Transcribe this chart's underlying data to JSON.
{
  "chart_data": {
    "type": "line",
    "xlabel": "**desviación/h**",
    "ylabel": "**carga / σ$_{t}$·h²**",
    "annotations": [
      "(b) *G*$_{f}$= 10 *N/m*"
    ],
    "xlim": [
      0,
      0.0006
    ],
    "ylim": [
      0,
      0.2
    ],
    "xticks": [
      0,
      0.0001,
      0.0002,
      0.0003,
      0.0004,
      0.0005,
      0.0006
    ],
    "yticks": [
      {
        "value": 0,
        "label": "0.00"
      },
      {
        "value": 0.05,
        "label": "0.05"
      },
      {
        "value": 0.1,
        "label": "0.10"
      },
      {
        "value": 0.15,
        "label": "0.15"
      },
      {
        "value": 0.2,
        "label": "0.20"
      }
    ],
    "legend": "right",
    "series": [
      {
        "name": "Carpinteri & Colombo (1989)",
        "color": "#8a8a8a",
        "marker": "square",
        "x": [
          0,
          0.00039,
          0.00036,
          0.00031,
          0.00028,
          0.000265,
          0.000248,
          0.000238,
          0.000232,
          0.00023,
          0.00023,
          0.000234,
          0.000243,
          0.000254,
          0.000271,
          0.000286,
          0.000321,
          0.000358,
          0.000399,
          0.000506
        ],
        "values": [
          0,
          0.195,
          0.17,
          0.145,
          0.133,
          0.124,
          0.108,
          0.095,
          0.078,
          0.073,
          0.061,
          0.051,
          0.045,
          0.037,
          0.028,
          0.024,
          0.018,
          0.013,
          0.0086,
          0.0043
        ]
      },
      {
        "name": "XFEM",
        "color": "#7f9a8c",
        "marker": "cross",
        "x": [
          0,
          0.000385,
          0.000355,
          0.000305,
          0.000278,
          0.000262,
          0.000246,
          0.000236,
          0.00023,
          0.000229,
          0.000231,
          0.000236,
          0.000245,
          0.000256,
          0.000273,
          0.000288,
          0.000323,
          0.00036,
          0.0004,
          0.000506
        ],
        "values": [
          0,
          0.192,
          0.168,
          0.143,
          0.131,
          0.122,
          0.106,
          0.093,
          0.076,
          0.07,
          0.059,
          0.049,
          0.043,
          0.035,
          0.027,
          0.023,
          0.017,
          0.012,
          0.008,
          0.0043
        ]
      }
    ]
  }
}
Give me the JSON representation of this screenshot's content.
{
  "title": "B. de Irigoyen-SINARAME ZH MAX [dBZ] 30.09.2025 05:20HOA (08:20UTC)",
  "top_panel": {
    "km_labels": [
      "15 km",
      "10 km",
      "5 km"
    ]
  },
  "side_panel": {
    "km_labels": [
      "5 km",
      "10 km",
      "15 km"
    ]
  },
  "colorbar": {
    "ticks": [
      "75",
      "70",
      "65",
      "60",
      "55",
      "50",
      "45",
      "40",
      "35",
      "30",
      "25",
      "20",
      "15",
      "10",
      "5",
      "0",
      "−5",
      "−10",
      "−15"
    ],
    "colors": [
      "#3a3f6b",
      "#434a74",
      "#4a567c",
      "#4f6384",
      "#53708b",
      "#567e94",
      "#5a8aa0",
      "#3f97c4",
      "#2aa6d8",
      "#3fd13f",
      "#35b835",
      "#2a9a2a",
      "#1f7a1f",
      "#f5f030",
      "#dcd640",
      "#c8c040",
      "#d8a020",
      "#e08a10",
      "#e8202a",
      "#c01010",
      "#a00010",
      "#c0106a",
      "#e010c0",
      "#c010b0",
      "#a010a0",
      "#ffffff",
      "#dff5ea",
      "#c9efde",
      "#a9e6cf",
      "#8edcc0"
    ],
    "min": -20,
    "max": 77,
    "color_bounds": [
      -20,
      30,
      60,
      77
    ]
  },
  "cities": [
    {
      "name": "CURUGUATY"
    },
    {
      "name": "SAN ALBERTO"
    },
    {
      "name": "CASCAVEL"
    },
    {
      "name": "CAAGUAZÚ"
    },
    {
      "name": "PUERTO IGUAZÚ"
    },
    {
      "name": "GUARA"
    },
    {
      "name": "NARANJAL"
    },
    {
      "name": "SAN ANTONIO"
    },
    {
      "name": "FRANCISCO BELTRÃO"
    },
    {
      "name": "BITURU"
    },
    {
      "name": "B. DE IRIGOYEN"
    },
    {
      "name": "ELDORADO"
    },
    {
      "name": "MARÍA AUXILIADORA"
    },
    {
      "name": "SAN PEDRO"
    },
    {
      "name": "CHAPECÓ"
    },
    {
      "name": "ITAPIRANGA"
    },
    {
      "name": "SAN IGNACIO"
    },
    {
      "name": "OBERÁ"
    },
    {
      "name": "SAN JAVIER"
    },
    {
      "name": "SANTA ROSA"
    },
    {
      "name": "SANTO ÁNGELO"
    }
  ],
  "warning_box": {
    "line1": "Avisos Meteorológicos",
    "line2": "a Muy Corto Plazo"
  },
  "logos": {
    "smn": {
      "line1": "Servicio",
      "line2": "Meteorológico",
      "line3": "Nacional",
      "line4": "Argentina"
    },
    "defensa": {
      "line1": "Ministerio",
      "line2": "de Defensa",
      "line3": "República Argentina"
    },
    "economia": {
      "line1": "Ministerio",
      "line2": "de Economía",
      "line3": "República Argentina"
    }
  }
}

══════════

# Short task
From the data above, copy each line where the string "JSON" appears.

# Exercise solution
Transcribe this chart's underlying data to JSON.
Give me the JSON representation of this screenshot's content.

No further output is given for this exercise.